[Exercise task] The exercise asks for every line of the data to be reproduced exactly.

***** Raw data *****

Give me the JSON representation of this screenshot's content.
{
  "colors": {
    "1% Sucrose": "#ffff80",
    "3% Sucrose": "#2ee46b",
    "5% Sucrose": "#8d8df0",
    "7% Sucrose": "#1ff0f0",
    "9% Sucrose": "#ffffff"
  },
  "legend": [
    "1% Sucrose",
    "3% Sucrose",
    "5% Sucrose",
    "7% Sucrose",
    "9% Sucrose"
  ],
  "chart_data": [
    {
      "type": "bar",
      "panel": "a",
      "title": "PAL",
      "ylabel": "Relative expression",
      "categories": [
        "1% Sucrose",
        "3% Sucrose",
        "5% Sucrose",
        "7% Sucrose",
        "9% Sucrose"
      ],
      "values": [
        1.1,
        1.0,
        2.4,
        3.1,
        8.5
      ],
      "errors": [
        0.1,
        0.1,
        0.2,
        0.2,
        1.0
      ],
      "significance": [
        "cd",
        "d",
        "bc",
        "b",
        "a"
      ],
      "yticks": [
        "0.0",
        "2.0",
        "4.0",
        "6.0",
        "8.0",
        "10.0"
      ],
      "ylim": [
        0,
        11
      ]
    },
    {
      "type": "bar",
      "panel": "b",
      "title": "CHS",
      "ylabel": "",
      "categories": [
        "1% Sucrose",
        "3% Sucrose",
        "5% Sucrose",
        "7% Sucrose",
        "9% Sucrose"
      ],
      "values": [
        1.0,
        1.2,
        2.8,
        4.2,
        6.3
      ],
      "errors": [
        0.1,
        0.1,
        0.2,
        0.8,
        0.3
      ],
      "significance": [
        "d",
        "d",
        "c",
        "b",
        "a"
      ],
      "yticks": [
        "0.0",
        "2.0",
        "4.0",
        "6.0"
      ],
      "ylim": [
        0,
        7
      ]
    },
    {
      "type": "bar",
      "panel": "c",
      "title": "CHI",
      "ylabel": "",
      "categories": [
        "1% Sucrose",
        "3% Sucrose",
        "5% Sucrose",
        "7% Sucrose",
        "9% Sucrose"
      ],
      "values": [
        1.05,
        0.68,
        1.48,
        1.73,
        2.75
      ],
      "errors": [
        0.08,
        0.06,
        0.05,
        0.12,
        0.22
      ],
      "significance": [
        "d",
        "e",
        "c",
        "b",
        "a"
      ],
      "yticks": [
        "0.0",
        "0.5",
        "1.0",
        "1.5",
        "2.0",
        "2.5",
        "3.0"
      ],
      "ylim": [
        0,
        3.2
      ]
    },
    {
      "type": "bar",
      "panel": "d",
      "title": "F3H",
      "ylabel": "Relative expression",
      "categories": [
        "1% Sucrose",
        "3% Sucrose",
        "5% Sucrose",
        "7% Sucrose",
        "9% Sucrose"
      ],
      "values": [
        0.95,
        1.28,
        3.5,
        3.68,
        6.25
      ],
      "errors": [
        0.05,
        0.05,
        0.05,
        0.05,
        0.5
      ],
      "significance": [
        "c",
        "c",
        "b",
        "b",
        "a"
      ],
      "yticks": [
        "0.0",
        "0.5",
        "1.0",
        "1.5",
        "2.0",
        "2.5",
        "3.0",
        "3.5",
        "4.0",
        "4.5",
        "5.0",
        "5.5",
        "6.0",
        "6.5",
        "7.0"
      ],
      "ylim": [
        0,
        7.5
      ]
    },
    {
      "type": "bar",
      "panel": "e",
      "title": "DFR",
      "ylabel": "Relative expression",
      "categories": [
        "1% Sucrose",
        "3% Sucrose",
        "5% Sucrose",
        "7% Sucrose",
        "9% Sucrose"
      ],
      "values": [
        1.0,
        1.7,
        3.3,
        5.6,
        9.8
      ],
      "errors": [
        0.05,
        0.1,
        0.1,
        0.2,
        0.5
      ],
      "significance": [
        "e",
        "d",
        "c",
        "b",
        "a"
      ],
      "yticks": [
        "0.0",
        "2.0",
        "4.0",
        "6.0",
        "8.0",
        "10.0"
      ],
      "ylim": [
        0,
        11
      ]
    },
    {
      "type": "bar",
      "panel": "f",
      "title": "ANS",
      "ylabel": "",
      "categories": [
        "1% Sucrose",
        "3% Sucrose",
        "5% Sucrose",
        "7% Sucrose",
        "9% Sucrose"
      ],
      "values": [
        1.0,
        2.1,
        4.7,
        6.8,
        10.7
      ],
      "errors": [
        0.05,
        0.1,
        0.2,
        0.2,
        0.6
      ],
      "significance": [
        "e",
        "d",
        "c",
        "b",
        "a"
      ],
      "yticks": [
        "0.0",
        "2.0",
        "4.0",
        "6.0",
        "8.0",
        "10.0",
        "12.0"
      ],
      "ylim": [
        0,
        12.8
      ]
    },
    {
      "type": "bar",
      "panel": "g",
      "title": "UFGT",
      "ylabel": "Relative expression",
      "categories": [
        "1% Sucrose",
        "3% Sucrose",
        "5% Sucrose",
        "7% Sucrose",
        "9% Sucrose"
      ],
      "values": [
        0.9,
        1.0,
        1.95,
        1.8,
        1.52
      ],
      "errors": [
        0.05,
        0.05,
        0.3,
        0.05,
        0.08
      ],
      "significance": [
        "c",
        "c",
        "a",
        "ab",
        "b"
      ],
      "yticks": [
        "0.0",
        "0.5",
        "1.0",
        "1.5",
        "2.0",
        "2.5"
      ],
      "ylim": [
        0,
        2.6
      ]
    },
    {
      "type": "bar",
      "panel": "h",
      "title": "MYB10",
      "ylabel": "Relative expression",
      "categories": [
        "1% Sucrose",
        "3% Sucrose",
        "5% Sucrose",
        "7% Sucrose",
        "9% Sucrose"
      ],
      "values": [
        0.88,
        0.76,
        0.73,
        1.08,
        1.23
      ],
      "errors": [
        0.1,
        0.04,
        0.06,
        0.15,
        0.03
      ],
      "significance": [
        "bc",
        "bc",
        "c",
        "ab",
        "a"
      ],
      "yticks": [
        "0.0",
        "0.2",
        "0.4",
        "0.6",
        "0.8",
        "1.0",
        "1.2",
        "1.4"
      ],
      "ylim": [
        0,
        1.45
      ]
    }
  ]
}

*****

[Reply]
Give me the JSON representation of this screenshot's content.
{
  "colors": {
    "1% Sucrose": "#ffff80",
    "3% Sucrose": "#2ee46b",
    "5% Sucrose": "#8d8df0",
    "7% Sucrose": "#1ff0f0",
    "9% Sucrose": "#ffffff"
  },
  "legend": [
    "1% Sucrose",
    "3% Sucrose",
    "5% Sucrose",
    "7% Sucrose",
    "9% Sucrose"
  ],
  "chart_data": [
    {
      "type": "bar",
      "panel": "a",
      "title": "PAL",
      "ylabel": "Relative expression",
      "categories": [
        "1% Sucrose",
        "3% Sucrose",
        "5% Sucrose",
        "7% Sucrose",
        "9% Sucrose"
      ],
      "values": [
        1.1,
        1.0,
        2.4,
        3.1,
        8.5
      ],
      "errors": [
        0.1,
        0.1,
        0.2,
        0.2,
        1.0
      ],
      "significance": [
        "cd",
        "d",
        "bc",
        "b",
        "a"
      ],
      "yticks": [
        "0.0",
        "2.0",
        "4.0",
        "6.0",
        "8.0",
        "10.0"
      ],
      "ylim": [
        0,
        11
      ]
    },
    {
      "type": "bar",
      "panel": "b",
      "title": "CHS",
      "ylabel": "",
      "categories": [
        "1% Sucrose",
        "3% Sucrose",
        "5% Sucrose",
        "7% Sucrose",
        "9% Sucrose"
      ],
      "values": [
        1.0,
        1.2,
        2.8,
        4.2,
        6.3
      ],
      "errors": [
        0.1,
        0.1,
        0.2,
        0.8,
        0.3
      ],
      "significance": [
        "d",
        "d",
        "c",
        "b",
        "a"
      ],
      "yticks": [
        "0.0",
        "2.0",
        "4.0",
        "6.0"
      ],
      "ylim": [
        0,
        7
      ]
    },
    {
      "type": "bar",
      "panel": "c",
      "title": "CHI",
      "ylabel": "",
      "categories": [
        "1% Sucrose",
        "3% Sucrose",
        "5% Sucrose",
        "7% Sucrose",
        "9% Sucrose"
      ],
      "values": [
        1.05,
        0.68,
        1.48,
        1.73,
        2.75
      ],
      "errors": [
        0.08,
        0.06,
        0.05,
        0.12,
        0.22
      ],
      "significance": [
        "d",
        "e",
        "c",
        "b",
        "a"
      ],
      "yticks": [
        "0.0",
        "0.5",
        "1.0",
        "1.5",
        "2.0",
        "2.5",
        "3.0"
      ],
      "ylim": [
        0,
        3.2
      ]
    },
    {
      "type": "bar",
      "panel": "d",
      "title": "F3H",
      "ylabel": "Relative expression",
      "categories": [
        "1% Sucrose",
        "3% Sucrose",
        "5% Sucrose",
        "7% Sucrose",
        "9% Sucrose"
      ],
      "values": [
        0.95,
        1.28,
        3.5,
        3.68,
        6.25
      ],
      "errors": [
        0.05,
        0.05,
        0.05,
        0.05,
        0.5
      ],
      "significance": [
        "c",
        "c",
        "b",
        "b",
        "a"
      ],
      "yticks": [
        "0.0",
        "0.5",
        "1.0",
        "1.5",
        "2.0",
        "2.5",
        "3.0",
        "3.5",
        "4.0",
        "4.5",
        "5.0",
        "5.5",
        "6.0",
        "6.5",
        "7.0"
      ],
      "ylim": [
        0,
        7.5
      ]
    },
    {
      "type": "bar",
      "panel": "e",
      "title": "DFR",
      "ylabel": "Relative expression",
      "categories": [
        "1% Sucrose",
        "3% Sucrose",
        "5% Sucrose",
        "7% Sucrose",
        "9% Sucrose"
      ],
      "values": [
        1.0,
        1.7,
        3.3,
        5.6,
        9.8
      ],
      "errors": [
        0.05,
        0.1,
        0.1,
        0.2,
        0.5
      ],
      "significance": [
        "e",
        "d",
        "c",
        "b",
        "a"
      ],
      "yticks": [
        "0.0",
        "2.0",
        "4.0",
        "6.0",
        "8.0",
        "10.0"
      ],
      "ylim": [
        0,
        11
      ]
    },
    {
      "type": "bar",
      "panel": "f",
      "title": "ANS",
      "ylabel": "",
      "categories": [
        "1% Sucrose",
        "3% Sucrose",
        "5% Sucrose",
        "7% Sucrose",
        "9% Sucrose"
      ],
      "values": [
        1.0,
        2.1,
        4.7,
        6.8,
        10.7
      ],
      "errors": [
        0.05,
        0.1,
        0.2,
        0.2,
        0.6
      ],
      "significance": [
        "e",
        "d",
        "c",
        "b",
        "a"
      ],
      "yticks": [
        "0.0",
        "2.0",
        "4.0",
        "6.0",
        "8.0",
        "10.0",
        "12.0"
      ],
      "ylim": [
        0,
        12.8
      ]
    },
    {
      "type": "bar",
      "panel": "g",
      "title": "UFGT",
      "ylabel": "Relative expression",
      "categories": [
        "1% Sucrose",
        "3% Sucrose",
        "5% Sucrose",
        "7% Sucrose",
        "9% Sucrose"
      ],
      "values": [
        0.9,
        1.0,
        1.95,
        1.8,
        1.52
      ],
      "errors": [
        0.05,
        0.05,
        0.3,
        0.05,
        0.08
      ],
      "significance": [
        "c",
        "c",
        "a",
        "ab",
        "b"
      ],
      "yticks": [
        "0.0",
        "0.5",
        "1.0",
        "1.5",
        "2.0",
        "2.5"
      ],
      "ylim": [
        0,
        2.6
      ]
    },
    {
      "type": "bar",
      "panel": "h",
      "title": "MYB10",
      "ylabel": "Relative expression",
      "categories": [
        "1% Sucrose",
        "3% Sucrose",
        "5% Sucrose",
        "7% Sucrose",
        "9% Sucrose"
      ],
      "values": [
        0.88,
        0.76,
        0.73,
        1.08,
        1.23
      ],
      "errors": [
        0.1,
        0.04,
        0.06,
        0.15,
        0.03
      ],
      "significance": [
        "bc",
        "bc",
        "c",
        "ab",
        "a"
      ],
      "yticks": [
        "0.0",
        "0.2",
        "0.4",
        "0.6",
        "0.8",
        "1.0",
        "1.2",
        "1.4"
      ],
      "ylim": [
        0,
        1.45
      ]
    }
  ]
}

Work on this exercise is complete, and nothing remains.